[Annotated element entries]
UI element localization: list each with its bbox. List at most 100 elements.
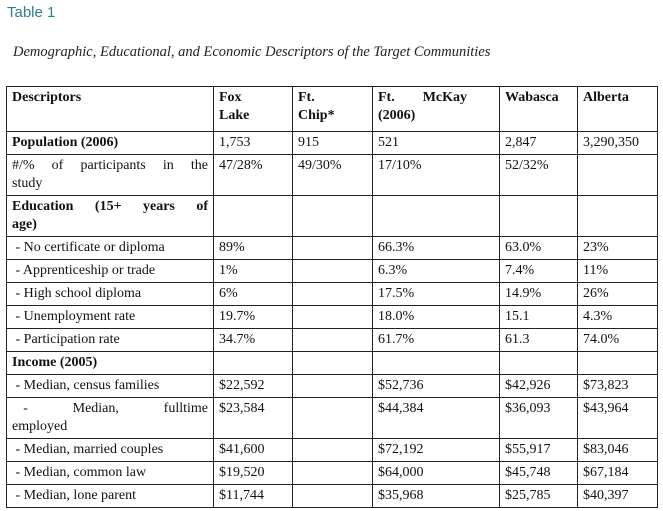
row-label-text: - Median, lone parent: [12, 488, 137, 503]
column-header-line: Lake: [219, 108, 250, 123]
table-cell: 6.3%: [372, 259, 500, 283]
row-label: - Apprenticeship or trade: [6, 259, 214, 283]
column-header-line: (2006): [378, 108, 416, 123]
table-cell: [292, 259, 373, 283]
column-header-line: Ft.: [298, 90, 315, 105]
table-row: Education (15+ years of age): [6, 195, 658, 237]
table-cell: $43,964: [577, 397, 658, 439]
table-cell: [292, 438, 373, 462]
table-cell: $67,184: [577, 461, 658, 485]
table-cell: [292, 351, 373, 375]
row-label: Income (2005): [6, 351, 214, 375]
table-cell: [213, 195, 293, 237]
table-cell: 2,847: [499, 131, 578, 155]
table-row: - Median, married couples $41,600 $72,192 $…: [6, 438, 658, 462]
row-label: - Median, fulltime employed: [6, 397, 214, 439]
table-row: Population (2006) 1,753 915 521 2,847 3,290,3…: [6, 131, 658, 155]
column-header-line: Descriptors: [12, 90, 82, 105]
table-cell: $45,748: [499, 461, 578, 485]
table-cell: [292, 236, 373, 260]
table-cell: 7.4%: [499, 259, 578, 283]
table-cell: 18.0%: [372, 305, 500, 329]
row-label-line: age): [12, 217, 37, 232]
row-label: - Participation rate: [6, 328, 214, 352]
table-row: - Apprenticeship or trade 1% 6.3% 7.4% 11%: [6, 259, 658, 283]
column-header: Wabasca: [499, 86, 578, 132]
table-row: #/% of participants in the study 47/28% 49/…: [6, 154, 658, 196]
table-cell: 61.7%: [372, 328, 500, 352]
row-label-text: - Unemployment rate: [12, 309, 136, 324]
table-cell: 17.5%: [372, 282, 500, 306]
table-cell: 14.9%: [499, 282, 578, 306]
row-label: Education (15+ years of age): [6, 195, 214, 237]
table-cell: 34.7%: [213, 328, 293, 352]
column-header-line: Chip*: [298, 108, 335, 123]
table-cell: $42,926: [499, 374, 578, 398]
table-cell: [499, 351, 578, 375]
row-label-text: Income (2005): [12, 355, 98, 370]
table-caption: Demographic, Educational, and Economic D…: [13, 44, 491, 60]
table-row: - No certificate or diploma 89% 66.3% 63.0%…: [6, 236, 658, 260]
table-row: Income (2005): [6, 351, 658, 375]
table-cell: [499, 195, 578, 237]
table-cell: [292, 195, 373, 237]
table-cell: 1,753: [213, 131, 293, 155]
table-cell: 26%: [577, 282, 658, 306]
table-cell: $11,744: [213, 484, 293, 508]
table-cell: 74.0%: [577, 328, 658, 352]
table-cell: $83,046: [577, 438, 658, 462]
table-row: - Median, common law $19,520 $64,000 $45,74…: [6, 461, 658, 485]
table-cell: 63.0%: [499, 236, 578, 260]
table-cell: 3,290,350: [577, 131, 658, 155]
table-cell: $73,823: [577, 374, 658, 398]
row-label: - Unemployment rate: [6, 305, 214, 329]
row-label-line: employed: [12, 419, 68, 434]
table-cell: $35,968: [372, 484, 500, 508]
row-label-text: - High school diploma: [12, 286, 142, 301]
row-label-text: - Median, married couples: [12, 442, 164, 457]
descriptors-table: Descriptors Fox Lake Ft. Chip* Ft. McKay (2006…: [6, 86, 658, 508]
table-cell: $64,000: [372, 461, 500, 485]
row-label-text: Population (2006): [12, 135, 119, 150]
row-label-line: Education (15+ years of: [12, 199, 208, 214]
table-number-label: Table 1: [7, 4, 56, 21]
table-cell: 23%: [577, 236, 658, 260]
row-label: - No certificate or diploma: [6, 236, 214, 260]
row-label: - Median, census families: [6, 374, 214, 398]
table-cell: $41,600: [213, 438, 293, 462]
table-row: - Unemployment rate 19.7% 18.0% 15.1 4.3%: [6, 305, 658, 329]
table-cell: $44,384: [372, 397, 500, 439]
table-cell: 521: [372, 131, 500, 155]
table-cell: 66.3%: [372, 236, 500, 260]
table-cell: 915: [292, 131, 373, 155]
table-cell: [292, 374, 373, 398]
row-label-text: - Apprenticeship or trade: [12, 263, 156, 278]
row-label: #/% of participants in the study: [6, 154, 214, 196]
table-cell: [292, 484, 373, 508]
table-cell: 6%: [213, 282, 293, 306]
row-label-text: - Median, census families: [12, 378, 160, 393]
column-header-line: Wabasca: [505, 90, 559, 105]
row-label-text: - Participation rate: [12, 332, 120, 347]
table-cell: $22,592: [213, 374, 293, 398]
column-header: Ft. Chip*: [292, 86, 373, 132]
table-row: - Median, census families $22,592 $52,736 $…: [6, 374, 658, 398]
table-cell: $23,584: [213, 397, 293, 439]
table-cell: 49/30%: [292, 154, 373, 196]
column-header-line: Ft. McKay: [378, 90, 468, 105]
row-label: - Median, lone parent: [6, 484, 214, 508]
table-row: - High school diploma 6% 17.5% 14.9% 26%: [6, 282, 658, 306]
table-cell: [292, 328, 373, 352]
table-cell: $52,736: [372, 374, 500, 398]
table-cell: 11%: [577, 259, 658, 283]
table-cell: 47/28%: [213, 154, 293, 196]
table-cell: [213, 351, 293, 375]
table-row: - Median, lone parent $11,744 $35,968 $25,7…: [6, 484, 658, 508]
table-cell: 15.1: [499, 305, 578, 329]
table-cell: [292, 305, 373, 329]
row-label-text: - No certificate or diploma: [12, 240, 165, 255]
header-row: Descriptors Fox Lake Ft. Chip* Ft. McKay (2006…: [6, 86, 658, 132]
row-label: - Median, common law: [6, 461, 214, 485]
table-cell: 19.7%: [213, 305, 293, 329]
table-row: - Participation rate 34.7% 61.7% 61.3 74.0%: [6, 328, 658, 352]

Written task = Switch every instance of "table-row" in the rows above to "body-row", keep all other text unchanged, and write out the rows again without the picture.

Result of this task =
UI element localization: list each with its bbox. List at most 100 elements.
row-label-text: - Median, lone parent: [12, 488, 137, 503]
column-header-line: Lake: [219, 108, 250, 123]
table-cell: 6.3%: [372, 259, 500, 283]
row-label: - Apprenticeship or trade: [6, 259, 214, 283]
column-header-line: (2006): [378, 108, 416, 123]
table-cell: [292, 259, 373, 283]
column-header-line: Ft.: [298, 90, 315, 105]
body-row: Education (15+ years of age): [6, 195, 658, 237]
table-cell: $43,964: [577, 397, 658, 439]
table-cell: [292, 438, 373, 462]
table-cell: $67,184: [577, 461, 658, 485]
table-cell: [292, 351, 373, 375]
row-label: Income (2005): [6, 351, 214, 375]
table-cell: [213, 195, 293, 237]
table-cell: 2,847: [499, 131, 578, 155]
body-row: - Median, married couples $41,600 $72,192 $…: [6, 438, 658, 462]
row-label: - Median, fulltime employed: [6, 397, 214, 439]
body-row: Population (2006) 1,753 915 521 2,847 3,290,3…: [6, 131, 658, 155]
column-header-line: Descriptors: [12, 90, 82, 105]
table-cell: $45,748: [499, 461, 578, 485]
table-cell: [292, 236, 373, 260]
table-cell: 7.4%: [499, 259, 578, 283]
table-cell: 18.0%: [372, 305, 500, 329]
row-label-line: age): [12, 217, 37, 232]
row-label: - Participation rate: [6, 328, 214, 352]
body-row: - Apprenticeship or trade 1% 6.3% 7.4% 11%: [6, 259, 658, 283]
column-header: Wabasca: [499, 86, 578, 132]
body-row: #/% of participants in the study 47/28% 49/…: [6, 154, 658, 196]
table-cell: 61.7%: [372, 328, 500, 352]
row-label-text: - Unemployment rate: [12, 309, 136, 324]
table-cell: 17.5%: [372, 282, 500, 306]
table-cell: 14.9%: [499, 282, 578, 306]
row-label: Education (15+ years of age): [6, 195, 214, 237]
table-cell: 34.7%: [213, 328, 293, 352]
column-header-line: Chip*: [298, 108, 335, 123]
table-cell: $42,926: [499, 374, 578, 398]
table-cell: [499, 351, 578, 375]
row-label-text: Income (2005): [12, 355, 98, 370]
table-caption: Demographic, Educational, and Economic D…: [13, 44, 491, 60]
body-row: - No certificate or diploma 89% 66.3% 63.0%…: [6, 236, 658, 260]
body-row: Income (2005): [6, 351, 658, 375]
table-cell: [499, 195, 578, 237]
table-cell: [292, 195, 373, 237]
table-cell: 1,753: [213, 131, 293, 155]
table-cell: 26%: [577, 282, 658, 306]
table-cell: $11,744: [213, 484, 293, 508]
table-cell: 74.0%: [577, 328, 658, 352]
table-cell: $83,046: [577, 438, 658, 462]
body-row: - Median, common law $19,520 $64,000 $45,74…: [6, 461, 658, 485]
table-cell: 63.0%: [499, 236, 578, 260]
table-cell: 3,290,350: [577, 131, 658, 155]
table-cell: $73,823: [577, 374, 658, 398]
row-label: - Unemployment rate: [6, 305, 214, 329]
row-label-line: employed: [12, 419, 68, 434]
table-cell: $35,968: [372, 484, 500, 508]
row-label-text: - High school diploma: [12, 286, 142, 301]
row-label-text: - Median, married couples: [12, 442, 164, 457]
descriptors-table: Descriptors Fox Lake Ft. Chip* Ft. McKay (2006…: [6, 86, 658, 508]
table-cell: $64,000: [372, 461, 500, 485]
row-label-text: Population (2006): [12, 135, 119, 150]
row-label-line: Education (15+ years of: [12, 199, 208, 214]
table-number-label: Table 1: [7, 4, 56, 21]
table-cell: 23%: [577, 236, 658, 260]
row-label: - No certificate or diploma: [6, 236, 214, 260]
row-label: - Median, census families: [6, 374, 214, 398]
table-cell: $41,600: [213, 438, 293, 462]
body-row: - Unemployment rate 19.7% 18.0% 15.1 4.3%: [6, 305, 658, 329]
table-cell: $44,384: [372, 397, 500, 439]
table-cell: 521: [372, 131, 500, 155]
table-cell: 66.3%: [372, 236, 500, 260]
table-cell: 915: [292, 131, 373, 155]
table-cell: [292, 374, 373, 398]
row-label-text: - Apprenticeship or trade: [12, 263, 156, 278]
row-label: #/% of participants in the study: [6, 154, 214, 196]
table-cell: [292, 484, 373, 508]
table-cell: 6%: [213, 282, 293, 306]
row-label-text: - Median, census families: [12, 378, 160, 393]
column-header-line: Wabasca: [505, 90, 559, 105]
row-label-text: - Participation rate: [12, 332, 120, 347]
table-cell: $22,592: [213, 374, 293, 398]
column-header: Ft. Chip*: [292, 86, 373, 132]
body-row: - Median, census families $22,592 $52,736 $…: [6, 374, 658, 398]
table-cell: $23,584: [213, 397, 293, 439]
table-cell: 49/30%: [292, 154, 373, 196]
column-header-line: Ft. McKay: [378, 90, 468, 105]
row-label: - Median, lone parent: [6, 484, 214, 508]
body-row: - High school diploma 6% 17.5% 14.9% 26%: [6, 282, 658, 306]
table-cell: [292, 328, 373, 352]
table-cell: $52,736: [372, 374, 500, 398]
table-cell: 11%: [577, 259, 658, 283]
table-cell: 47/28%: [213, 154, 293, 196]
table-cell: [213, 351, 293, 375]
body-row: - Median, lone parent $11,744 $35,968 $25,7…: [6, 484, 658, 508]
table-cell: 15.1: [499, 305, 578, 329]
table-cell: [292, 305, 373, 329]
row-label-text: - No certificate or diploma: [12, 240, 165, 255]
header-row: Descriptors Fox Lake Ft. Chip* Ft. McKay (2006…: [6, 86, 658, 132]
row-label: - Median, common law: [6, 461, 214, 485]
table-cell: 19.7%: [213, 305, 293, 329]
body-row: - Participation rate 34.7% 61.7% 61.3 74.0%: [6, 328, 658, 352]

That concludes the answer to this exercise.